Ivan Ljubicic (Croatia) woke up with a stiff neck on the morning of the fourth rubber of the 2005 Davis Cup Final against Slovakia. Ljubicic and Mario Ancic had put Croatia ahead 2-1 with a win in the doubles match the previous day and the title will be decided by today’s reverse singles matches. Ljubicic and Dominik Hrbaty were scheduled to play first. Five minutes before the deadline for withdrawing, Ljubicic still had not decided whether he was fit to play. He was 11-0 in Davis Cup play for the year and he’d beaten Hrbaty all five times they’d met, contributing factors, no doubt, to Ljubicic’s final decision to play the match.
If Ljubicic can win this match, Croatia wins the title. If not, Ancic will play 139th ranked Michal Mertinak in the fifth and deciding rubber.

*Request 1*
Reproduce the whole passage about the 2005 Davis Cup Final word for word.
The passage and the listing are unrelated to each other.

(Rows from a layout dataset)
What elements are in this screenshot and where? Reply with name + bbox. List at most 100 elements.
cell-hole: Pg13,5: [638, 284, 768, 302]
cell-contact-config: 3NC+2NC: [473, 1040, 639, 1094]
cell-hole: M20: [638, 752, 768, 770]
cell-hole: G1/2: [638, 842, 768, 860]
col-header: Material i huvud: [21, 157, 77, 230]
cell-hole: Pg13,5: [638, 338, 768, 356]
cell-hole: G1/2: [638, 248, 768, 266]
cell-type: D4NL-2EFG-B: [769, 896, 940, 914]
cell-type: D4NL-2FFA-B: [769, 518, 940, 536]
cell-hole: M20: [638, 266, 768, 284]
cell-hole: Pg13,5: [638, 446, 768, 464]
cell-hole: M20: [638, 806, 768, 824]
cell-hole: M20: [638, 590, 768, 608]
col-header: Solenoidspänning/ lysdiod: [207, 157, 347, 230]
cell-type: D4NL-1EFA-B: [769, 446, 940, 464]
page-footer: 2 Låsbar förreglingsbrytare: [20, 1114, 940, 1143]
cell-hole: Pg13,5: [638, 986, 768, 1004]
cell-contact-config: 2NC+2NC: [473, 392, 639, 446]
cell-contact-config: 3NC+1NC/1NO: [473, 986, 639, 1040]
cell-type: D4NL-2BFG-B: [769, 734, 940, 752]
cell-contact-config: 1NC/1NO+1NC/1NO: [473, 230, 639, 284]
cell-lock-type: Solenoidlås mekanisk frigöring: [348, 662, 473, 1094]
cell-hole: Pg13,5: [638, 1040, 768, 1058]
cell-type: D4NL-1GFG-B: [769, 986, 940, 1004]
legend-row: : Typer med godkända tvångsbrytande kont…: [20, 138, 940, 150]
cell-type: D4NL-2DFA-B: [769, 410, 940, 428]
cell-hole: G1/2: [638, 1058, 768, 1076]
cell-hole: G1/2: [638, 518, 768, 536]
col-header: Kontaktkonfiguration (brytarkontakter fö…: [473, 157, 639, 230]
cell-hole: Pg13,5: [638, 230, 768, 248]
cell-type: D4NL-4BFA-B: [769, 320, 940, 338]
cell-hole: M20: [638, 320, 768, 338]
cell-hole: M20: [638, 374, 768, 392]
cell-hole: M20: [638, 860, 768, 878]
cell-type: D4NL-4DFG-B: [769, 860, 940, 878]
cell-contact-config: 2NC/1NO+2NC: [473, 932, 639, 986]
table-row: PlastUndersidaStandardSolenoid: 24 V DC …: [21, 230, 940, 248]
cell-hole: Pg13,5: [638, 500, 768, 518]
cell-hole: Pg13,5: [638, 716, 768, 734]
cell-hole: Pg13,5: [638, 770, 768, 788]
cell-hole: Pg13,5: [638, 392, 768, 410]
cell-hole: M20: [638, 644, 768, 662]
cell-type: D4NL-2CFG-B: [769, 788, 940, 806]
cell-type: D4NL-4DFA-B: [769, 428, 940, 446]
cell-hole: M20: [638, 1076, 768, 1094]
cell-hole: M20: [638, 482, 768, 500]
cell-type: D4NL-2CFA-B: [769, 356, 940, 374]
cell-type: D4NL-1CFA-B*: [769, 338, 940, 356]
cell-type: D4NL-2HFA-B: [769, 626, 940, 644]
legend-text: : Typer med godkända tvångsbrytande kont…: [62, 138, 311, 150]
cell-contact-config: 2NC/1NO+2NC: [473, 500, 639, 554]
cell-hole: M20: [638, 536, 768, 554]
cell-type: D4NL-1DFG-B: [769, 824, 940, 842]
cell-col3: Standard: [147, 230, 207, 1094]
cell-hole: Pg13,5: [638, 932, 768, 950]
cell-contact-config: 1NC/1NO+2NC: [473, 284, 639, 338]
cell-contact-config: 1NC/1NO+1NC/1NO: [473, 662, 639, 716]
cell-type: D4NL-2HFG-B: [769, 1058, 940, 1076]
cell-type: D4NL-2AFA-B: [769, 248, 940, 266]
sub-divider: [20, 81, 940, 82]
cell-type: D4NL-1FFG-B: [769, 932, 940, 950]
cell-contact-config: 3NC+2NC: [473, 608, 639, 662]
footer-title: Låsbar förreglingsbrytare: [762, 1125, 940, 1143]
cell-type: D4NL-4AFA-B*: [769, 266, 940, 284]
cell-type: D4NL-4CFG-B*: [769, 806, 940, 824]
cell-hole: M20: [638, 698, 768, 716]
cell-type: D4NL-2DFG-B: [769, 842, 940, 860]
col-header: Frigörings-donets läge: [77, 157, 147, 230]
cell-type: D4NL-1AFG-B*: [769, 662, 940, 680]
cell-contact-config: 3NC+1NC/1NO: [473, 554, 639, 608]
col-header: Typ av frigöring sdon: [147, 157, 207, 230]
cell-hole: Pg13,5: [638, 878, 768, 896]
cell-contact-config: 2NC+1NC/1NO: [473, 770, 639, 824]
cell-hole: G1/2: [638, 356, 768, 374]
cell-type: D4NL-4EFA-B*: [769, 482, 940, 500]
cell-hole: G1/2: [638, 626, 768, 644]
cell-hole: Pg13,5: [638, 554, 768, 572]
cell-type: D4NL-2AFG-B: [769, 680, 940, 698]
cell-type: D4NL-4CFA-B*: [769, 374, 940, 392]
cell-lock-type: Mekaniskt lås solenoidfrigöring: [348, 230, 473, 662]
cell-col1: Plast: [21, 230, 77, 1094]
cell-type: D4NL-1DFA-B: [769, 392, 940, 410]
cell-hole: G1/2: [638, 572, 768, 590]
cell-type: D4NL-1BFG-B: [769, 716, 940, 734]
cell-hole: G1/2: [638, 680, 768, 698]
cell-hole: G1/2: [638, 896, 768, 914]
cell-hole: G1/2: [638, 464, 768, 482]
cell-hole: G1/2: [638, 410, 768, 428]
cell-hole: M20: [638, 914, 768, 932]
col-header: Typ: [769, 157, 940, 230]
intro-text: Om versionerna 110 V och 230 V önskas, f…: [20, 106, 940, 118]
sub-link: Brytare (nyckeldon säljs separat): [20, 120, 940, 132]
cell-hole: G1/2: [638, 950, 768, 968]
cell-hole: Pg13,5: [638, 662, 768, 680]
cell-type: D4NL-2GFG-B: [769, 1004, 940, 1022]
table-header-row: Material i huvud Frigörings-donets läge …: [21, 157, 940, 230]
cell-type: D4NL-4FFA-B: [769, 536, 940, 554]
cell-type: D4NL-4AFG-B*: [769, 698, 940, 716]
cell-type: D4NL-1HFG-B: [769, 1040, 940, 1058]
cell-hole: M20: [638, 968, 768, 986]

*Request 2*
Rename "cell-type" as "cell-model" in the stretch of the listing from its start through the line containing "cell-hole: Pg13,5: [638, 392, 768, 410]", both ends included. Return only those lines and leave everything else in them unchanged.

*Full response 1*
Ivan Ljubicic (Croatia) woke up with a stiff neck on the morning of the fourth rubber of the 2005 Davis Cup Final against Slovakia. Ljubicic and Mario Ancic had put Croatia ahead 2-1 with a win in the doubles match the previous day and the title will be decided by today’s reverse singles matches. Ljubicic and Dominik Hrbaty were scheduled to play first. Five minutes before the deadline for withdrawing, Ljubicic still had not decided whether he was fit to play. He was 11-0 in Davis Cup play for the year and he’d beaten Hrbaty all five times they’d met, contributing factors, no doubt, to Ljubicic’s final decision to play the match.
If Ljubicic can win this match, Croatia wins the title. If not, Ancic will play 139th ranked Michal Mertinak in the fifth and deciding rubber.

*Full response 2*
What elements are in this screenshot and where? Reply with name + bbox. List at most 100 elements.
cell-hole: Pg13,5: [638, 284, 768, 302]
cell-contact-config: 3NC+2NC: [473, 1040, 639, 1094]
cell-hole: M20: [638, 752, 768, 770]
cell-hole: G1/2: [638, 842, 768, 860]
col-header: Material i huvud: [21, 157, 77, 230]
cell-hole: Pg13,5: [638, 338, 768, 356]
cell-hole: G1/2: [638, 248, 768, 266]
cell-model: D4NL-2EFG-B: [769, 896, 940, 914]
cell-model: D4NL-2FFA-B: [769, 518, 940, 536]
cell-hole: M20: [638, 266, 768, 284]
cell-hole: Pg13,5: [638, 446, 768, 464]
cell-hole: M20: [638, 806, 768, 824]
cell-hole: M20: [638, 590, 768, 608]
col-header: Solenoidspänning/ lysdiod: [207, 157, 347, 230]
cell-model: D4NL-1EFA-B: [769, 446, 940, 464]
page-footer: 2 Låsbar förreglingsbrytare: [20, 1114, 940, 1143]
cell-hole: Pg13,5: [638, 986, 768, 1004]
cell-contact-config: 2NC+2NC: [473, 392, 639, 446]
cell-contact-config: 3NC+1NC/1NO: [473, 986, 639, 1040]
cell-model: D4NL-2BFG-B: [769, 734, 940, 752]
cell-contact-config: 1NC/1NO+1NC/1NO: [473, 230, 639, 284]
cell-lock-type: Solenoidlås mekanisk frigöring: [348, 662, 473, 1094]
cell-hole: Pg13,5: [638, 1040, 768, 1058]
cell-model: D4NL-1GFG-B: [769, 986, 940, 1004]
legend-row: : Typer med godkända tvångsbrytande kont…: [20, 138, 940, 150]
cell-model: D4NL-2DFA-B: [769, 410, 940, 428]
cell-hole: G1/2: [638, 1058, 768, 1076]
cell-hole: G1/2: [638, 518, 768, 536]
col-header: Kontaktkonfiguration (brytarkontakter fö…: [473, 157, 639, 230]
cell-hole: Pg13,5: [638, 230, 768, 248]
cell-model: D4NL-4BFA-B: [769, 320, 940, 338]
cell-hole: M20: [638, 320, 768, 338]
cell-hole: M20: [638, 374, 768, 392]
cell-hole: M20: [638, 860, 768, 878]
cell-model: D4NL-4DFG-B: [769, 860, 940, 878]
cell-contact-config: 2NC/1NO+2NC: [473, 932, 639, 986]
table-row: PlastUndersidaStandardSolenoid: 24 V DC …: [21, 230, 940, 248]
cell-hole: Pg13,5: [638, 500, 768, 518]
cell-hole: Pg13,5: [638, 716, 768, 734]
cell-hole: Pg13,5: [638, 770, 768, 788]
cell-hole: Pg13,5: [638, 392, 768, 410]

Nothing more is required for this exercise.